• STATED GOAL: Exclude the pictures, then copy all remaining records exactly.

══ DATA FOR THE TASK

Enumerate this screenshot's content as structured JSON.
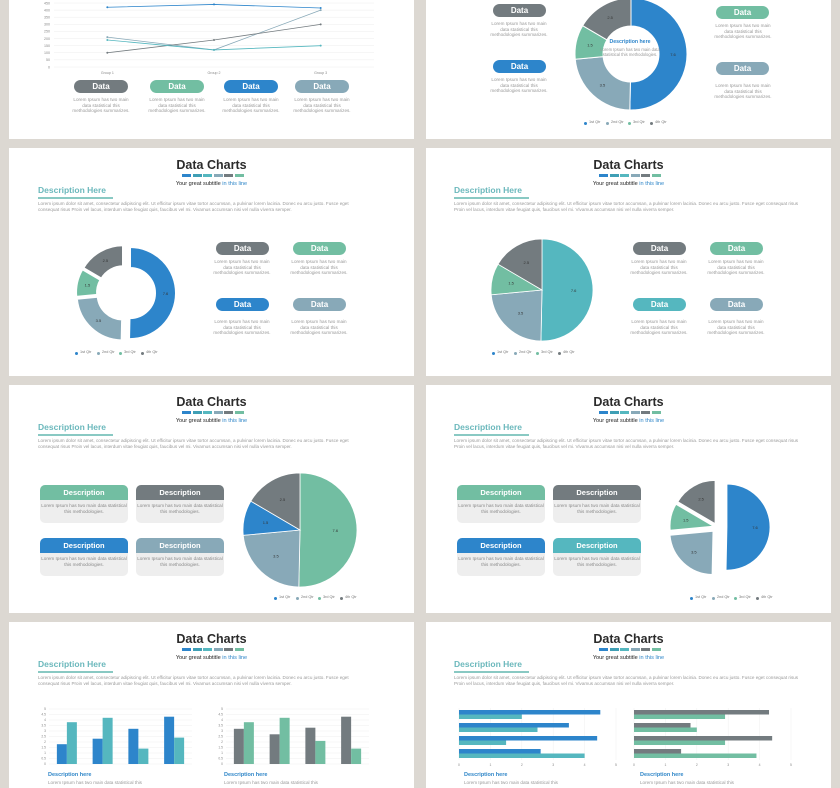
{
  "slide_common": {
    "title": "Data Charts",
    "subtitle": "Your great subtitle",
    "subtitle_accent": "in this line",
    "desc_heading": "Description Here",
    "body_text": "Lorem ipsum dolor sit amet, consectetur adipiscing elit. Ut efficitur ipsum vitae tortor accumsan, a pulvinar lorem lacinia. Donec eu arcu justo. Fusce eget consequat risus Proin vel lacus, interdum vitae feugiat quis, faucibus vel mi. Vivamus accumsan nisi vel nulla viverra semper."
  },
  "labels": {
    "pill": "Data",
    "pill_text": "Lorem Ipsum has two main data statistical this methodologies summarizes.",
    "card_heading": "Description",
    "card_text": "Lorem Ipsum has two main data statistical this methodologies.",
    "desc_here": "Description here",
    "desc_here_body": "Lorem Ipsum has two main data statistical this",
    "donut_center_title": "Description here",
    "donut_center_body": "Lorem Ipsum has two main data statistical this methodologies."
  },
  "colors": {
    "gray": "#737b7f",
    "green": "#72bea2",
    "blue": "#2d85cb",
    "steel": "#88a9b8",
    "teal": "#55b7bf"
  },
  "legend": [
    "1st Qtr",
    "2nd Qtr",
    "3rd Qtr",
    "4th Qtr"
  ],
  "chart_data": [
    {
      "type": "line",
      "categories": [
        "Group 1",
        "Group 2",
        "Group 3"
      ],
      "ylim": [
        0,
        450
      ],
      "yticks": [
        "0",
        "50",
        "100",
        "150",
        "200",
        "250",
        "300",
        "350",
        "400",
        "450"
      ],
      "series": [
        {
          "values": [
            210,
            120,
            400
          ]
        },
        {
          "values": [
            100,
            190,
            300
          ]
        },
        {
          "values": [
            190,
            120,
            150
          ]
        },
        {
          "values": [
            420,
            440,
            415
          ]
        }
      ]
    },
    {
      "type": "pie",
      "categories": [
        "1st Qtr",
        "2nd Qtr",
        "3rd Qtr",
        "4th Qtr"
      ],
      "values": [
        7.6,
        3.5,
        1.5,
        2.5
      ]
    },
    {
      "type": "pie",
      "categories": [
        "1st Qtr",
        "2nd Qtr",
        "3rd Qtr",
        "4th Qtr"
      ],
      "values": [
        7.6,
        3.5,
        1.5,
        2.5
      ]
    },
    {
      "type": "pie",
      "categories": [
        "1st Qtr",
        "2nd Qtr",
        "3rd Qtr",
        "4th Qtr"
      ],
      "values": [
        7.6,
        3.5,
        1.5,
        2.5
      ]
    },
    {
      "type": "pie",
      "categories": [
        "1st Qtr",
        "2nd Qtr",
        "3rd Qtr",
        "4th Qtr"
      ],
      "values": [
        7.6,
        3.5,
        1.5,
        2.5
      ]
    },
    {
      "type": "pie",
      "categories": [
        "1st Qtr",
        "2nd Qtr",
        "3rd Qtr",
        "4th Qtr"
      ],
      "values": [
        7.6,
        3.5,
        1.5,
        2.5
      ]
    },
    {
      "type": "bar",
      "categories": [
        "1",
        "2",
        "3",
        "4"
      ],
      "ylim": [
        0,
        5
      ],
      "yticks": [
        "0",
        "0.5",
        "1",
        "1.5",
        "2",
        "2.5",
        "3",
        "3.5",
        "4",
        "4.5",
        "5"
      ],
      "series": [
        {
          "values": [
            1.8,
            2.3,
            3.2,
            4.3
          ]
        },
        {
          "values": [
            3.8,
            4.2,
            1.4,
            2.4
          ]
        }
      ]
    },
    {
      "type": "bar",
      "categories": [
        "1",
        "2",
        "3",
        "4"
      ],
      "ylim": [
        0,
        5
      ],
      "yticks": [
        "0",
        "0.5",
        "1",
        "1.5",
        "2",
        "2.5",
        "3",
        "3.5",
        "4",
        "4.5",
        "5"
      ],
      "series": [
        {
          "values": [
            3.2,
            2.7,
            3.3,
            4.3
          ]
        },
        {
          "values": [
            3.8,
            4.2,
            2.1,
            1.4
          ]
        }
      ]
    },
    {
      "type": "bar",
      "orientation": "horizontal",
      "categories": [
        "1",
        "2",
        "3",
        "4"
      ],
      "xlim": [
        0,
        5
      ],
      "xticks": [
        "0",
        "1",
        "2",
        "3",
        "4",
        "5"
      ],
      "series": [
        {
          "values": [
            4.5,
            3.5,
            4.4,
            2.6
          ]
        },
        {
          "values": [
            2.0,
            2.5,
            1.5,
            4.0
          ]
        }
      ]
    },
    {
      "type": "bar",
      "orientation": "horizontal",
      "categories": [
        "1",
        "2",
        "3",
        "4"
      ],
      "xlim": [
        0,
        5
      ],
      "xticks": [
        "0",
        "1",
        "2",
        "3",
        "4",
        "5"
      ],
      "series": [
        {
          "values": [
            4.3,
            1.8,
            4.4,
            1.5
          ]
        },
        {
          "values": [
            2.9,
            2.0,
            2.9,
            3.9
          ]
        }
      ]
    }
  ]
}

════

• WRITTEN ANSWER:
Enumerate this screenshot's content as structured JSON.
{
  "slide_common": {
    "title": "Data Charts",
    "subtitle": "Your great subtitle",
    "subtitle_accent": "in this line",
    "desc_heading": "Description Here",
    "body_text": "Lorem ipsum dolor sit amet, consectetur adipiscing elit. Ut efficitur ipsum vitae tortor accumsan, a pulvinar lorem lacinia. Donec eu arcu justo. Fusce eget consequat risus Proin vel lacus, interdum vitae feugiat quis, faucibus vel mi. Vivamus accumsan nisi vel nulla viverra semper."
  },
  "labels": {
    "pill": "Data",
    "pill_text": "Lorem Ipsum has two main data statistical this methodologies summarizes.",
    "card_heading": "Description",
    "card_text": "Lorem Ipsum has two main data statistical this methodologies.",
    "desc_here": "Description here",
    "desc_here_body": "Lorem Ipsum has two main data statistical this",
    "donut_center_title": "Description here",
    "donut_center_body": "Lorem Ipsum has two main data statistical this methodologies."
  },
  "colors": {
    "gray": "#737b7f",
    "green": "#72bea2",
    "blue": "#2d85cb",
    "steel": "#88a9b8",
    "teal": "#55b7bf"
  },
  "legend": [
    "1st Qtr",
    "2nd Qtr",
    "3rd Qtr",
    "4th Qtr"
  ],
  "chart_data": [
    {
      "type": "line",
      "categories": [
        "Group 1",
        "Group 2",
        "Group 3"
      ],
      "ylim": [
        0,
        450
      ],
      "yticks": [
        "0",
        "50",
        "100",
        "150",
        "200",
        "250",
        "300",
        "350",
        "400",
        "450"
      ],
      "series": [
        {
          "values": [
            210,
            120,
            400
          ]
        },
        {
          "values": [
            100,
            190,
            300
          ]
        },
        {
          "values": [
            190,
            120,
            150
          ]
        },
        {
          "values": [
            420,
            440,
            415
          ]
        }
      ]
    },
    {
      "type": "pie",
      "categories": [
        "1st Qtr",
        "2nd Qtr",
        "3rd Qtr",
        "4th Qtr"
      ],
      "values": [
        7.6,
        3.5,
        1.5,
        2.5
      ]
    },
    {
      "type": "pie",
      "categories": [
        "1st Qtr",
        "2nd Qtr",
        "3rd Qtr",
        "4th Qtr"
      ],
      "values": [
        7.6,
        3.5,
        1.5,
        2.5
      ]
    },
    {
      "type": "pie",
      "categories": [
        "1st Qtr",
        "2nd Qtr",
        "3rd Qtr",
        "4th Qtr"
      ],
      "values": [
        7.6,
        3.5,
        1.5,
        2.5
      ]
    },
    {
      "type": "pie",
      "categories": [
        "1st Qtr",
        "2nd Qtr",
        "3rd Qtr",
        "4th Qtr"
      ],
      "values": [
        7.6,
        3.5,
        1.5,
        2.5
      ]
    },
    {
      "type": "pie",
      "categories": [
        "1st Qtr",
        "2nd Qtr",
        "3rd Qtr",
        "4th Qtr"
      ],
      "values": [
        7.6,
        3.5,
        1.5,
        2.5
      ]
    },
    {
      "type": "bar",
      "categories": [
        "1",
        "2",
        "3",
        "4"
      ],
      "ylim": [
        0,
        5
      ],
      "yticks": [
        "0",
        "0.5",
        "1",
        "1.5",
        "2",
        "2.5",
        "3",
        "3.5",
        "4",
        "4.5",
        "5"
      ],
      "series": [
        {
          "values": [
            1.8,
            2.3,
            3.2,
            4.3
          ]
        },
        {
          "values": [
            3.8,
            4.2,
            1.4,
            2.4
          ]
        }
      ]
    },
    {
      "type": "bar",
      "categories": [
        "1",
        "2",
        "3",
        "4"
      ],
      "ylim": [
        0,
        5
      ],
      "yticks": [
        "0",
        "0.5",
        "1",
        "1.5",
        "2",
        "2.5",
        "3",
        "3.5",
        "4",
        "4.5",
        "5"
      ],
      "series": [
        {
          "values": [
            3.2,
            2.7,
            3.3,
            4.3
          ]
        },
        {
          "values": [
            3.8,
            4.2,
            2.1,
            1.4
          ]
        }
      ]
    },
    {
      "type": "bar",
      "orientation": "horizontal",
      "categories": [
        "1",
        "2",
        "3",
        "4"
      ],
      "xlim": [
        0,
        5
      ],
      "xticks": [
        "0",
        "1",
        "2",
        "3",
        "4",
        "5"
      ],
      "series": [
        {
          "values": [
            4.5,
            3.5,
            4.4,
            2.6
          ]
        },
        {
          "values": [
            2.0,
            2.5,
            1.5,
            4.0
          ]
        }
      ]
    },
    {
      "type": "bar",
      "orientation": "horizontal",
      "categories": [
        "1",
        "2",
        "3",
        "4"
      ],
      "xlim": [
        0,
        5
      ],
      "xticks": [
        "0",
        "1",
        "2",
        "3",
        "4",
        "5"
      ],
      "series": [
        {
          "values": [
            4.3,
            1.8,
            4.4,
            1.5
          ]
        },
        {
          "values": [
            2.9,
            2.0,
            2.9,
            3.9
          ]
        }
      ]
    }
  ]
}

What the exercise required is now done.